=== Given instruction ===
Word for word, copy all the data and drop the pictures.

=== Source records ===
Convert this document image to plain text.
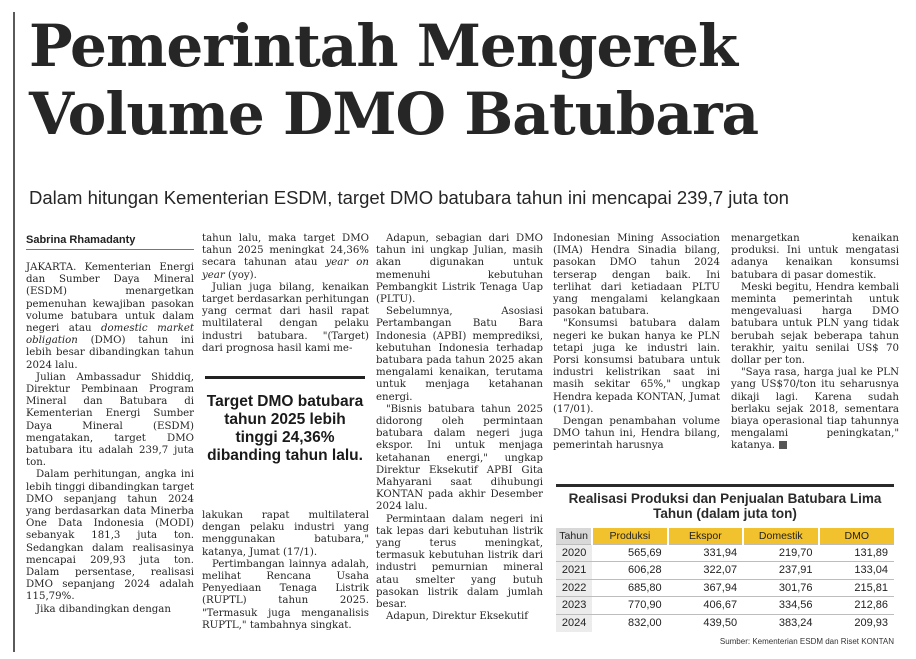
Pemerintah Mengerek
Volume DMO Batubara
Dalam hitungan Kementerian ESDM, target DMO batubara tahun ini mencapai 239,7 juta ton
Sabrina Rhamadanty

JAKARTA. Kementerian Energi dan Sumber Daya Mineral (ESDM) menargetkan pemenuhan kewajiban pasokan volume batubara untuk dalam negeri atau domestic market obligation (DMO) tahun ini lebih besar dibandingkan tahun 2024 lalu.

Julian Ambassadur Shiddiq, Direktur Pembinaan Program Mineral dan Batubara di Kementerian Energi Sumber Daya Mineral (ESDM) mengatakan, target DMO batubara itu adalah 239,7 juta ton.

Dalam perhitungan, angka ini lebih tinggi dibandingkan target DMO sepanjang tahun 2024 yang berdasarkan data Minerba One Data Indonesia (MODI) sebanyak 181,3 juta ton. Sedangkan dalam realisasinya mencapai 209,93 juta ton. Dalam persentase, realisasi DMO sepanjang 2024 adalah 115,79%.

Jika dibandingkan dengan

tahun lalu, maka target DMO tahun 2025 meningkat 24,36% secara tahunan atau year on year (yoy).

Julian juga bilang, kenaikan target berdasarkan perhitungan yang cermat dari hasil rapat multilateral dengan pelaku industri batubara. "(Target) dari prognosa hasil kami me-

Target DMO batubara tahun 2025 lebih tinggi 24,36% dibanding tahun lalu.

lakukan rapat multilateral dengan pelaku industri yang menggunakan batubara," katanya, Jumat (17/1).

Pertimbangan lainnya adalah, melihat Rencana Usaha Penyediaan Tenaga Listrik (RUPTL) tahun 2025. "Termasuk juga menganalisis RUPTL," tambahnya singkat.

Adapun, sebagian dari DMO tahun ini ungkap Julian, masih akan digunakan untuk memenuhi kebutuhan Pembangkit Listrik Tenaga Uap (PLTU).

Sebelumnya, Asosiasi Pertambangan Batu Bara Indonesia (APBI) memprediksi, kebutuhan Indonesia terhadap batubara pada tahun 2025 akan mengalami kenaikan, terutama untuk menjaga ketahanan energi.

"Bisnis batubara tahun 2025 didorong oleh permintaan batubara dalam negeri juga ekspor. Ini untuk menjaga ketahanan energi," ungkap Direktur Eksekutif APBI Gita Mahyarani saat dihubungi KONTAN pada akhir Desember 2024 lalu.

Permintaan dalam negeri ini tak lepas dari kebutuhan listrik yang terus meningkat, termasuk kebutuhan listrik dari industri pemurnian mineral atau smelter yang butuh pasokan listrik dalam jumlah besar.

Adapun, Direktur Eksekutif

Indonesian Mining Association (IMA) Hendra Sinadia bilang, pasokan DMO tahun 2024 terserap dengan baik. Ini terlihat dari ketiadaan PLTU yang mengalami kelangkaan pasokan batubara.

"Konsumsi batubara dalam negeri ke bukan hanya ke PLN tetapi juga ke industri lain. Porsi konsumsi batubara untuk industri kelistrikan saat ini masih sekitar 65%," ungkap Hendra kepada KONTAN, Jumat (17/01).

Dengan penambahan volume DMO tahun ini, Hendra bilang, pemerintah harusnya

menargetkan kenaikan produksi. Ini untuk mengatasi adanya kenaikan konsumsi batubara di pasar domestik.

Meski begitu, Hendra kembali meminta pemerintah untuk mengevaluasi harga DMO batubara untuk PLN yang tidak berubah sejak beberapa tahun terakhir, yaitu senilai US$ 70 dollar per ton.

"Saya rasa, harga jual ke PLN yang US$70/ton itu seharusnya dikaji lagi. Karena sudah berlaku sejak 2018, sementara biaya operasional tiap tahunnya mengalami peningkatan," katanya.

Realisasi Produksi dan Penjualan Batubara Lima Tahun (dalam juta ton)
Tahun	Produksi	Ekspor	Domestik	DMO
2020	565,69	331,94	219,70	131,89
2021	606,28	322,07	237,91	133,04
2022	685,80	367,94	301,76	215,81
2023	770,90	406,67	334,56	212,86
2024	832,00	439,50	383,24	209,93
Sumber: Kementerian ESDM dan Riset KONTAN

=== Result ===
Convert this document image to plain text.
Pemerintah Mengerek
Volume DMO Batubara
Dalam hitungan Kementerian ESDM, target DMO batubara tahun ini mencapai 239,7 juta ton
Sabrina Rhamadanty

JAKARTA. Kementerian Energi dan Sumber Daya Mineral (ESDM) menargetkan pemenuhan kewajiban pasokan volume batubara untuk dalam negeri atau domestic market obligation (DMO) tahun ini lebih besar dibandingkan tahun 2024 lalu.

Julian Ambassadur Shiddiq, Direktur Pembinaan Program Mineral dan Batubara di Kementerian Energi Sumber Daya Mineral (ESDM) mengatakan, target DMO batubara itu adalah 239,7 juta ton.

Dalam perhitungan, angka ini lebih tinggi dibandingkan target DMO sepanjang tahun 2024 yang berdasarkan data Minerba One Data Indonesia (MODI) sebanyak 181,3 juta ton. Sedangkan dalam realisasinya mencapai 209,93 juta ton. Dalam persentase, realisasi DMO sepanjang 2024 adalah 115,79%.

Jika dibandingkan dengan

tahun lalu, maka target DMO tahun 2025 meningkat 24,36% secara tahunan atau year on year (yoy).

Julian juga bilang, kenaikan target berdasarkan perhitungan yang cermat dari hasil rapat multilateral dengan pelaku industri batubara. "(Target) dari prognosa hasil kami me-

Target DMO batubara tahun 2025 lebih tinggi 24,36% dibanding tahun lalu.

lakukan rapat multilateral dengan pelaku industri yang menggunakan batubara," katanya, Jumat (17/1).

Pertimbangan lainnya adalah, melihat Rencana Usaha Penyediaan Tenaga Listrik (RUPTL) tahun 2025. "Termasuk juga menganalisis RUPTL," tambahnya singkat.

Adapun, sebagian dari DMO tahun ini ungkap Julian, masih akan digunakan untuk memenuhi kebutuhan Pembangkit Listrik Tenaga Uap (PLTU).

Sebelumnya, Asosiasi Pertambangan Batu Bara Indonesia (APBI) memprediksi, kebutuhan Indonesia terhadap batubara pada tahun 2025 akan mengalami kenaikan, terutama untuk menjaga ketahanan energi.

"Bisnis batubara tahun 2025 didorong oleh permintaan batubara dalam negeri juga ekspor. Ini untuk menjaga ketahanan energi," ungkap Direktur Eksekutif APBI Gita Mahyarani saat dihubungi KONTAN pada akhir Desember 2024 lalu.

Permintaan dalam negeri ini tak lepas dari kebutuhan listrik yang terus meningkat, termasuk kebutuhan listrik dari industri pemurnian mineral atau smelter yang butuh pasokan listrik dalam jumlah besar.

Adapun, Direktur Eksekutif

Indonesian Mining Association (IMA) Hendra Sinadia bilang, pasokan DMO tahun 2024 terserap dengan baik. Ini terlihat dari ketiadaan PLTU yang mengalami kelangkaan pasokan batubara.

"Konsumsi batubara dalam negeri ke bukan hanya ke PLN tetapi juga ke industri lain. Porsi konsumsi batubara untuk industri kelistrikan saat ini masih sekitar 65%," ungkap Hendra kepada KONTAN, Jumat (17/01).

Dengan penambahan volume DMO tahun ini, Hendra bilang, pemerintah harusnya

menargetkan kenaikan produksi. Ini untuk mengatasi adanya kenaikan konsumsi batubara di pasar domestik.

Meski begitu, Hendra kembali meminta pemerintah untuk mengevaluasi harga DMO batubara untuk PLN yang tidak berubah sejak beberapa tahun terakhir, yaitu senilai US$ 70 dollar per ton.

"Saya rasa, harga jual ke PLN yang US$70/ton itu seharusnya dikaji lagi. Karena sudah berlaku sejak 2018, sementara biaya operasional tiap tahunnya mengalami peningkatan," katanya.

Realisasi Produksi dan Penjualan Batubara Lima Tahun (dalam juta ton)
Tahun	Produksi	Ekspor	Domestik	DMO
2020	565,69	331,94	219,70	131,89
2021	606,28	322,07	237,91	133,04
2022	685,80	367,94	301,76	215,81
2023	770,90	406,67	334,56	212,86
2024	832,00	439,50	383,24	209,93
Sumber: Kementerian ESDM dan Riset KONTAN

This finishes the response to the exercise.